--- What you are asked to do ---
Copy the data below exactly, omitting any picture it contains.

[Data records]
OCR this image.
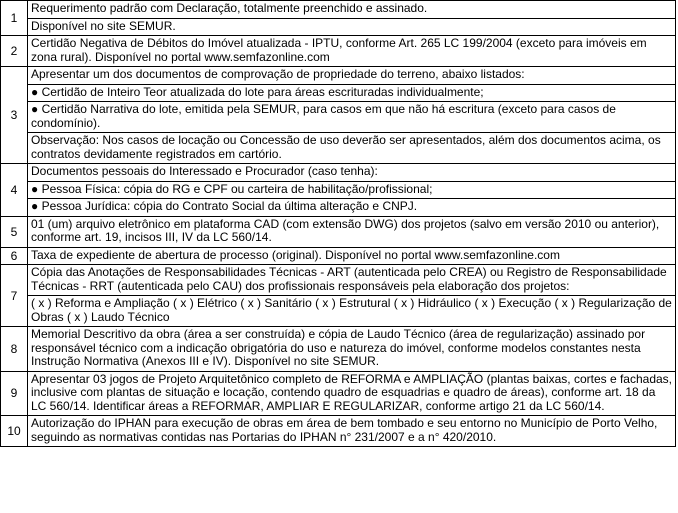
1	Requerimento padrão com Declaração, totalmente preenchido e assinado.
Disponível no site SEMUR.

2	Certidão Negativa de Débitos do Imóvel atualizada - IPTU, conforme Art. 265 LC 199/2004 (exceto para imóveis em zona rural). Disponível no portal www.semfazonline.com

3	Apresentar um dos documentos de comprovação de propriedade do terreno, abaixo listados:
● Certidão de Inteiro Teor atualizada do lote para áreas escrituradas individualmente;
● Certidão Narrativa do lote, emitida pela SEMUR, para casos em que não há escritura (exceto para casos de condomínio).
Observação: Nos casos de locação ou Concessão de uso deverão ser apresentados, além dos documentos acima, os contratos devidamente registrados em cartório.

4	Documentos pessoais do Interessado e Procurador (caso tenha):
● Pessoa Física: cópia do RG e CPF ou carteira de habilitação/profissional;
● Pessoa Jurídica: cópia do Contrato Social da última alteração e CNPJ.

5	01 (um) arquivo eletrônico em plataforma CAD (com extensão DWG) dos projetos (salvo em versão 2010 ou anterior), conforme art. 19, incisos III, IV da LC 560/14.

6	Taxa de expediente de abertura de processo (original). Disponível no portal www.semfazonline.com

7	Cópia das Anotações de Responsabilidades Técnicas - ART (autenticada pelo CREA) ou Registro de Responsabilidade Técnicas - RRT (autenticada pelo CAU) dos profissionais responsáveis pela elaboração dos projetos:
( x ) Reforma e Ampliação ( x ) Elétrico ( x ) Sanitário ( x ) Estrutural ( x ) Hidráulico ( x ) Execução ( x ) Regularização de Obras ( x ) Laudo Técnico

8	Memorial Descritivo da obra (área a ser construída) e cópia de Laudo Técnico (área de regularização) assinado por responsável técnico com a indicação obrigatória do uso e natureza do imóvel, conforme modelos constantes nesta Instrução Normativa (Anexos III e IV). Disponível no site SEMUR.

9	Apresentar 03 jogos de Projeto Arquitetônico completo de REFORMA e AMPLIAÇÃO (plantas baixas, cortes e fachadas, inclusive com plantas de situação e locação, contendo quadro de esquadrias e quadro de áreas), conforme art. 18 da LC 560/14. Identificar áreas a REFORMAR, AMPLIAR E REGULARIZAR, conforme artigo 21 da LC 560/14.

10	Autorização do IPHAN para execução de obras em área de bem tombado e seu entorno no Município de Porto Velho, seguindo as normativas contidas nas Portarias do IPHAN n° 231/2007 e a n° 420/2010.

--- In response ---
OCR this image.
1	Requerimento padrão com Declaração, totalmente preenchido e assinado.
Disponível no site SEMUR.

2	Certidão Negativa de Débitos do Imóvel atualizada - IPTU, conforme Art. 265 LC 199/2004 (exceto para imóveis em zona rural). Disponível no portal www.semfazonline.com

3	Apresentar um dos documentos de comprovação de propriedade do terreno, abaixo listados:
● Certidão de Inteiro Teor atualizada do lote para áreas escrituradas individualmente;
● Certidão Narrativa do lote, emitida pela SEMUR, para casos em que não há escritura (exceto para casos de condomínio).
Observação: Nos casos de locação ou Concessão de uso deverão ser apresentados, além dos documentos acima, os contratos devidamente registrados em cartório.

4	Documentos pessoais do Interessado e Procurador (caso tenha):
● Pessoa Física: cópia do RG e CPF ou carteira de habilitação/profissional;
● Pessoa Jurídica: cópia do Contrato Social da última alteração e CNPJ.

5	01 (um) arquivo eletrônico em plataforma CAD (com extensão DWG) dos projetos (salvo em versão 2010 ou anterior), conforme art. 19, incisos III, IV da LC 560/14.

6	Taxa de expediente de abertura de processo (original). Disponível no portal www.semfazonline.com

7	Cópia das Anotações de Responsabilidades Técnicas - ART (autenticada pelo CREA) ou Registro de Responsabilidade Técnicas - RRT (autenticada pelo CAU) dos profissionais responsáveis pela elaboração dos projetos:
( x ) Reforma e Ampliação ( x ) Elétrico ( x ) Sanitário ( x ) Estrutural ( x ) Hidráulico ( x ) Execução ( x ) Regularização de Obras ( x ) Laudo Técnico

8	Memorial Descritivo da obra (área a ser construída) e cópia de Laudo Técnico (área de regularização) assinado por responsável técnico com a indicação obrigatória do uso e natureza do imóvel, conforme modelos constantes nesta Instrução Normativa (Anexos III e IV). Disponível no site SEMUR.

9	Apresentar 03 jogos de Projeto Arquitetônico completo de REFORMA e AMPLIAÇÃO (plantas baixas, cortes e fachadas, inclusive com plantas de situação e locação, contendo quadro de esquadrias e quadro de áreas), conforme art. 18 da LC 560/14. Identificar áreas a REFORMAR, AMPLIAR E REGULARIZAR, conforme artigo 21 da LC 560/14.

10	Autorização do IPHAN para execução de obras em área de bem tombado e seu entorno no Município de Porto Velho, seguindo as normativas contidas nas Portarias do IPHAN n° 231/2007 e a n° 420/2010.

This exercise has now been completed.